(What you have to do)
Identify the lines bearing the string "istituti" and gather them.

(Data listing)
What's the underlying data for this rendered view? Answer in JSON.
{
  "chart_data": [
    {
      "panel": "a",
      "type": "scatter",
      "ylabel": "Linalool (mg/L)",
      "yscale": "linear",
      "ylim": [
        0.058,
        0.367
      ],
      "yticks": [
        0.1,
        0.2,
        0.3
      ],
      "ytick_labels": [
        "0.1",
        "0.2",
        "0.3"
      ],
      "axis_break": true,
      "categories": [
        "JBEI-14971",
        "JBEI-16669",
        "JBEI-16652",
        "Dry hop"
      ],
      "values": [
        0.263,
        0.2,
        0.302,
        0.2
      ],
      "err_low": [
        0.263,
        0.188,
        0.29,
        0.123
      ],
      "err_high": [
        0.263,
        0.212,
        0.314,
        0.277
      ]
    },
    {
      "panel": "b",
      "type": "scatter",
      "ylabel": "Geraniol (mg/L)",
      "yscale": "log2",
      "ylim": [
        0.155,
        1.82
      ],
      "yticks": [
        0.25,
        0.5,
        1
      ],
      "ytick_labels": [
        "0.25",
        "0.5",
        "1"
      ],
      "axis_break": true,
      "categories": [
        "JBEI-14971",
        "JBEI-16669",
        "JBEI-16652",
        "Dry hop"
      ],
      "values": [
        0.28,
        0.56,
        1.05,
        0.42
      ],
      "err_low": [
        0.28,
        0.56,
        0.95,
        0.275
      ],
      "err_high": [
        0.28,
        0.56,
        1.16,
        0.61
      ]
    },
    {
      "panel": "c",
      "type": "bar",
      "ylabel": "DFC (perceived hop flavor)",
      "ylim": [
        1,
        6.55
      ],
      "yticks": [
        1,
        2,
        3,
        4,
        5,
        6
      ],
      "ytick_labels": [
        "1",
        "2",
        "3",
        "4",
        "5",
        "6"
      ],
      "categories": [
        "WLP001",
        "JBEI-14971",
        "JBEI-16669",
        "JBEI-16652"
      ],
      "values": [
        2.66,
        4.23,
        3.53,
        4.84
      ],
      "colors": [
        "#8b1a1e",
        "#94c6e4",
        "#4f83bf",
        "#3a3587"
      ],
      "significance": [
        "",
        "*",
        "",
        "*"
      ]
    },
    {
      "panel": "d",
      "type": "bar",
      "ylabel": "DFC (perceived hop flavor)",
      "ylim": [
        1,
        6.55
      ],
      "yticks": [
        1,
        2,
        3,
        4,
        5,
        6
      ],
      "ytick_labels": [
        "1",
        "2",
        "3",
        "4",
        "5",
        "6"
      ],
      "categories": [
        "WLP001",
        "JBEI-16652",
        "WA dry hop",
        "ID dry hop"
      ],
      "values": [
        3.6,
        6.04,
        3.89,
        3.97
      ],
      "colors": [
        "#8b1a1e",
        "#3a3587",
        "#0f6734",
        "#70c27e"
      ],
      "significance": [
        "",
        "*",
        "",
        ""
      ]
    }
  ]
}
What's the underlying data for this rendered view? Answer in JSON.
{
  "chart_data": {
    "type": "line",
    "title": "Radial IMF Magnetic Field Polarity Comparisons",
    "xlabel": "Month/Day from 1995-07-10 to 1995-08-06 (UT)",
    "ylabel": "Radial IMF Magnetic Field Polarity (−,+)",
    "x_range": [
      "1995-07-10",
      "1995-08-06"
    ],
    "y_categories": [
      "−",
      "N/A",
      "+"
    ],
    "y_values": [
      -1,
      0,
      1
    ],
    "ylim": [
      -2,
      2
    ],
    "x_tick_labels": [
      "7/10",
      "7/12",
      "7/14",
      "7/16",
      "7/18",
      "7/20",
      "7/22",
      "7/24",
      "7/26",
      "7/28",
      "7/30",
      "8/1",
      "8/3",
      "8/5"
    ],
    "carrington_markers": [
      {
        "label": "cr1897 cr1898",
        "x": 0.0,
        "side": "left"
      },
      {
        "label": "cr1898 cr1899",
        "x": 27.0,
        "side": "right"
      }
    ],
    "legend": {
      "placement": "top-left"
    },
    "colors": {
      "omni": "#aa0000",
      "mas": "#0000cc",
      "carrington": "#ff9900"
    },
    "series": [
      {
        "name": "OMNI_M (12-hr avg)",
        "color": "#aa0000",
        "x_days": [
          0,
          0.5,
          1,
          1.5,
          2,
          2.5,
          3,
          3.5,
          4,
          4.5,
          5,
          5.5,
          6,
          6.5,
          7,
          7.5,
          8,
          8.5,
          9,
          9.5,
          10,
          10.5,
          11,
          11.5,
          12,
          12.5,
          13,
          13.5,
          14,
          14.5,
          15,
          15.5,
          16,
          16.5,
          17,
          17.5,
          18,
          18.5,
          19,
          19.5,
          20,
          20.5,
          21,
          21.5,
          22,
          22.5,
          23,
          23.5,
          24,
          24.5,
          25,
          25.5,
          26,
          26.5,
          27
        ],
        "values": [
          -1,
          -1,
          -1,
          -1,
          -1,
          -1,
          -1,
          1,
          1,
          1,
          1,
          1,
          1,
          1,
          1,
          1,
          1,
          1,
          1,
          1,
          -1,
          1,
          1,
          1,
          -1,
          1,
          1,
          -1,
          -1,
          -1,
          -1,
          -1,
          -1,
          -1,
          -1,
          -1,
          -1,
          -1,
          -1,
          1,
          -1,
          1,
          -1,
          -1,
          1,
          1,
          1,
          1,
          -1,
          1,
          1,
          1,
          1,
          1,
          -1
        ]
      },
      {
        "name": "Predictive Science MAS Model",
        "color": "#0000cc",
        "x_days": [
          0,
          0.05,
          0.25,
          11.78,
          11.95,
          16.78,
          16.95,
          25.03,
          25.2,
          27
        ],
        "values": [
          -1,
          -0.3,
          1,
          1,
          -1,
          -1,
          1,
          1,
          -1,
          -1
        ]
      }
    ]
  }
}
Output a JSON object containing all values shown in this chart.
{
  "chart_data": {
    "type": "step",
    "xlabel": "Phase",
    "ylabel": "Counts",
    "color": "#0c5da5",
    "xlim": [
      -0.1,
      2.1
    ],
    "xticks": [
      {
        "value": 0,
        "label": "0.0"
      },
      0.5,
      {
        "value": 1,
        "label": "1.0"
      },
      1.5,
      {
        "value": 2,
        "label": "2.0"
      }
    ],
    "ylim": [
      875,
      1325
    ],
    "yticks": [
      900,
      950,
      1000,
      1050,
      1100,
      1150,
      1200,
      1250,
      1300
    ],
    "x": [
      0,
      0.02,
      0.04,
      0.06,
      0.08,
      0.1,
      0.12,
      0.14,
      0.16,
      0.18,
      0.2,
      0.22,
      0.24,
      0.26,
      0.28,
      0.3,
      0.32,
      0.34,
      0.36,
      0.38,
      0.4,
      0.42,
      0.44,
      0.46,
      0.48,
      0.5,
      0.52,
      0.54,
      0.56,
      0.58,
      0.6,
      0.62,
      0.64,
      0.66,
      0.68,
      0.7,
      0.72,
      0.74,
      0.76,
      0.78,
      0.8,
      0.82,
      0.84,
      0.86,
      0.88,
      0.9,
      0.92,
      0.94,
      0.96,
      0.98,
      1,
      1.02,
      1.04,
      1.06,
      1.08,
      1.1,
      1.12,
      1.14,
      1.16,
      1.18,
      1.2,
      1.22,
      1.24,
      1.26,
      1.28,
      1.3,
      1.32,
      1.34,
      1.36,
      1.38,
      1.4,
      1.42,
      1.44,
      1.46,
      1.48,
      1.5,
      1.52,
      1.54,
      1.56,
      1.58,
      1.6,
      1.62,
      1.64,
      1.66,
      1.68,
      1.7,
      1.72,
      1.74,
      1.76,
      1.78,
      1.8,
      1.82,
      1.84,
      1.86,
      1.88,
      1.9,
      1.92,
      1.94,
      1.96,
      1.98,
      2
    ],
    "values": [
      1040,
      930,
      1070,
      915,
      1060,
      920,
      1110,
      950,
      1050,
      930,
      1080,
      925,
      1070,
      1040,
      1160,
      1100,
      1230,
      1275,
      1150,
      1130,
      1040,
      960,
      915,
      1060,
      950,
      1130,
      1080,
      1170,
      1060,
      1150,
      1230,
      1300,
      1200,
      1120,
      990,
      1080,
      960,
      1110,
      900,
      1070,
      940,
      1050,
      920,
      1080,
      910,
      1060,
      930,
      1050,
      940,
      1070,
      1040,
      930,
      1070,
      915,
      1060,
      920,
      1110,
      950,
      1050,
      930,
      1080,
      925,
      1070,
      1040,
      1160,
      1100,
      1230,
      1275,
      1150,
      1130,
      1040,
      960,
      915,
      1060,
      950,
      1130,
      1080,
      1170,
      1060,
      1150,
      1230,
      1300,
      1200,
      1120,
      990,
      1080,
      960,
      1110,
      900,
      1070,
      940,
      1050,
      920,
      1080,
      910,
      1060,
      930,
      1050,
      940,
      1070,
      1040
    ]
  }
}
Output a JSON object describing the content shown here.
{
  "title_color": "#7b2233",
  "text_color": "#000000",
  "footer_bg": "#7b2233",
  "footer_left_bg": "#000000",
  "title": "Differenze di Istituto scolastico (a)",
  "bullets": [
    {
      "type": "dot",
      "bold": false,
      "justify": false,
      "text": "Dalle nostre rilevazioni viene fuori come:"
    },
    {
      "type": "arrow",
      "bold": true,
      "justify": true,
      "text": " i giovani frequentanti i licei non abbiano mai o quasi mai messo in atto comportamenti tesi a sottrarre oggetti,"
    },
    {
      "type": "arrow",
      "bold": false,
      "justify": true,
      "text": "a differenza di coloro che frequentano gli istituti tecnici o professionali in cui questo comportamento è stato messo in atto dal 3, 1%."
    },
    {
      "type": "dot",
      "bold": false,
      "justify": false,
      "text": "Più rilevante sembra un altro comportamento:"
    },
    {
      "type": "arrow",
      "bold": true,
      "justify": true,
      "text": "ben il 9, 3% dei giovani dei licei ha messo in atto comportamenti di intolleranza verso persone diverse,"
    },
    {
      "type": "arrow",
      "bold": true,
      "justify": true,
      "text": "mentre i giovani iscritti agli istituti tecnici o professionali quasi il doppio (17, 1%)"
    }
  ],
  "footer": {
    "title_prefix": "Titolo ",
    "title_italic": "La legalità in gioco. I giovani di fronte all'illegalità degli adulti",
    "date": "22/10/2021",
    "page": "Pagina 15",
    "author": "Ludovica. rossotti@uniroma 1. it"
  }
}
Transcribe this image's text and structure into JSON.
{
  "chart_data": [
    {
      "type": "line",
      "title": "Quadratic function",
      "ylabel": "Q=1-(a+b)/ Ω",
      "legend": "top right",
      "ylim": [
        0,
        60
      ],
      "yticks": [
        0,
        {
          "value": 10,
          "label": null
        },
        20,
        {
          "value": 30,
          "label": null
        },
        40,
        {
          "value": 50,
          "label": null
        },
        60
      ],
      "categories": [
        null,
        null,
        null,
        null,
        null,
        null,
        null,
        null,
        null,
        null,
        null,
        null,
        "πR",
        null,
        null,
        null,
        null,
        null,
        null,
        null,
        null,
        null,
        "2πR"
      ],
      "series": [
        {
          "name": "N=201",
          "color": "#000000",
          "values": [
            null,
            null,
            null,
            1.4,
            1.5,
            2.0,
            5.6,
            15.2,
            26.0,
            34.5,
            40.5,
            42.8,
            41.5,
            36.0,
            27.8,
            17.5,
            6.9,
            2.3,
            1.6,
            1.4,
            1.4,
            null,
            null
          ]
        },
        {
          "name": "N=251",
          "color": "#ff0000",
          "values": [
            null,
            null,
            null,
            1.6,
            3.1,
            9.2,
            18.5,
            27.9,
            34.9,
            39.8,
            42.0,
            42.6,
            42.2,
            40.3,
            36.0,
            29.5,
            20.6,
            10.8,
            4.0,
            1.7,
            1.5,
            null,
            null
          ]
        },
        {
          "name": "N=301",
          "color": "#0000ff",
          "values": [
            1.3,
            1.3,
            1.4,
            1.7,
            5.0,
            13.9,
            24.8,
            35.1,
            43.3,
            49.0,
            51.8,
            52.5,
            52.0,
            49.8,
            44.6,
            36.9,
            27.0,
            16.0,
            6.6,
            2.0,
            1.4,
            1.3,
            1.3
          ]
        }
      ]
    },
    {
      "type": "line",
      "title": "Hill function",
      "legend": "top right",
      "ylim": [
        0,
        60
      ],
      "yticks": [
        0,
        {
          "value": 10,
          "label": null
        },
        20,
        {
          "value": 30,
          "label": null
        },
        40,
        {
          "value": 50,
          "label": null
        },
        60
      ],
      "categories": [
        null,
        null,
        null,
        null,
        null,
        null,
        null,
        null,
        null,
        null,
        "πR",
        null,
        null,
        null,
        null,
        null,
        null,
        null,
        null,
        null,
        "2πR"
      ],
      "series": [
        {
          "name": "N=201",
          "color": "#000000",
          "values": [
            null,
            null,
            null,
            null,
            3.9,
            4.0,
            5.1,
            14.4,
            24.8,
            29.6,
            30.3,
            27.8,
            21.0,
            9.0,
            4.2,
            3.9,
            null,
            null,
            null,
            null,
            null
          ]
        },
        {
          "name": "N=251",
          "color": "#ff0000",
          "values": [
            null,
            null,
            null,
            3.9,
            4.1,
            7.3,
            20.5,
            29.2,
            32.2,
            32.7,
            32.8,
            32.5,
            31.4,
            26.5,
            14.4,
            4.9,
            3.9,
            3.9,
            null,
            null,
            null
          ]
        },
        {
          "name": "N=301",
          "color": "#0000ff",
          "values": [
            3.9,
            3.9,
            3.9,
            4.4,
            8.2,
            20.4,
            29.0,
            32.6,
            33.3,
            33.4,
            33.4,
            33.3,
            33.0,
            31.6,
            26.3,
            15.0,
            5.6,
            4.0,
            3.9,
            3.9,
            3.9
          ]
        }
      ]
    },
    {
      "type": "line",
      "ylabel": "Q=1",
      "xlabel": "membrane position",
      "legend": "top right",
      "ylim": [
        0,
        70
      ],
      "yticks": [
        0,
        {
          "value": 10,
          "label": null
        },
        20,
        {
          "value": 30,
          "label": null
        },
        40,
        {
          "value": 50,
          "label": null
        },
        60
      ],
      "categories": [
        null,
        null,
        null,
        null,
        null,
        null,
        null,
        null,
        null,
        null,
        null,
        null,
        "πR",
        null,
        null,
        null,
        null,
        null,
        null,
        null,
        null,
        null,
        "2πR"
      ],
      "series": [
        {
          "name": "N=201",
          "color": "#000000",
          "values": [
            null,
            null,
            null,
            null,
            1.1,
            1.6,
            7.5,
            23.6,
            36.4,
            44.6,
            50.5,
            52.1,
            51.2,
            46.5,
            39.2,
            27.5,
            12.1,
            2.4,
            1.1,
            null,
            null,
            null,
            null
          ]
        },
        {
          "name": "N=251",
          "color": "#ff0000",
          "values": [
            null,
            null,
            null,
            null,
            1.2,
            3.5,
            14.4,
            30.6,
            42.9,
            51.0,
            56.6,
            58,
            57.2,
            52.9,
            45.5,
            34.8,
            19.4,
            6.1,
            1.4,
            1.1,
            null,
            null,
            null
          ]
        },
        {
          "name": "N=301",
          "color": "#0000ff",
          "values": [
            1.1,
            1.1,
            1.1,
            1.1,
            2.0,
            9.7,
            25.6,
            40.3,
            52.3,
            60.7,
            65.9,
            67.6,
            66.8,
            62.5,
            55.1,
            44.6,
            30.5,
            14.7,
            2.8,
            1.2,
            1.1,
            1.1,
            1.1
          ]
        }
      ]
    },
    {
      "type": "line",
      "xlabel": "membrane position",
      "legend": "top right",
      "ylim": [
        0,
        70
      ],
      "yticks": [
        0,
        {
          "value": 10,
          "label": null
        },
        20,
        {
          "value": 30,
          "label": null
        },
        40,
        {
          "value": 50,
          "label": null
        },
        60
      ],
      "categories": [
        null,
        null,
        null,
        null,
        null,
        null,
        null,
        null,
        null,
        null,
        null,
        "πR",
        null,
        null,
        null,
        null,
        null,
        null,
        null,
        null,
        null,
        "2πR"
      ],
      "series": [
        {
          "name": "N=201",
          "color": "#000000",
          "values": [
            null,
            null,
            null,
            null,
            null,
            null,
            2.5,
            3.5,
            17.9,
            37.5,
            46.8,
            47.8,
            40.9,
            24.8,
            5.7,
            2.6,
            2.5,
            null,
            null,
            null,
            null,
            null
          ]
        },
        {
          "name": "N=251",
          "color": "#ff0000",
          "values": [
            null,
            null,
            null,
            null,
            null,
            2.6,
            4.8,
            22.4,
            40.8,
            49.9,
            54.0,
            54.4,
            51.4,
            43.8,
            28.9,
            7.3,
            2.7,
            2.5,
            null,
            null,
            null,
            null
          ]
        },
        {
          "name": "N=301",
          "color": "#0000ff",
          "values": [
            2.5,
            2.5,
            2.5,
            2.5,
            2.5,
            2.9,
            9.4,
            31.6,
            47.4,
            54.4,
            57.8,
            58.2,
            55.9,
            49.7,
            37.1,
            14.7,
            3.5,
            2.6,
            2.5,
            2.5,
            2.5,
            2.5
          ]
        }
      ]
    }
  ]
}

(Solved problem)
      "text": "a differenza di coloro che frequentano gli istituti tecnici o professionali in cui questo comportamento è stato messo in atto dal 3, 1%."
      "text": "mentre i giovani iscritti agli istituti tecnici o professionali quasi il doppio (17, 1%)"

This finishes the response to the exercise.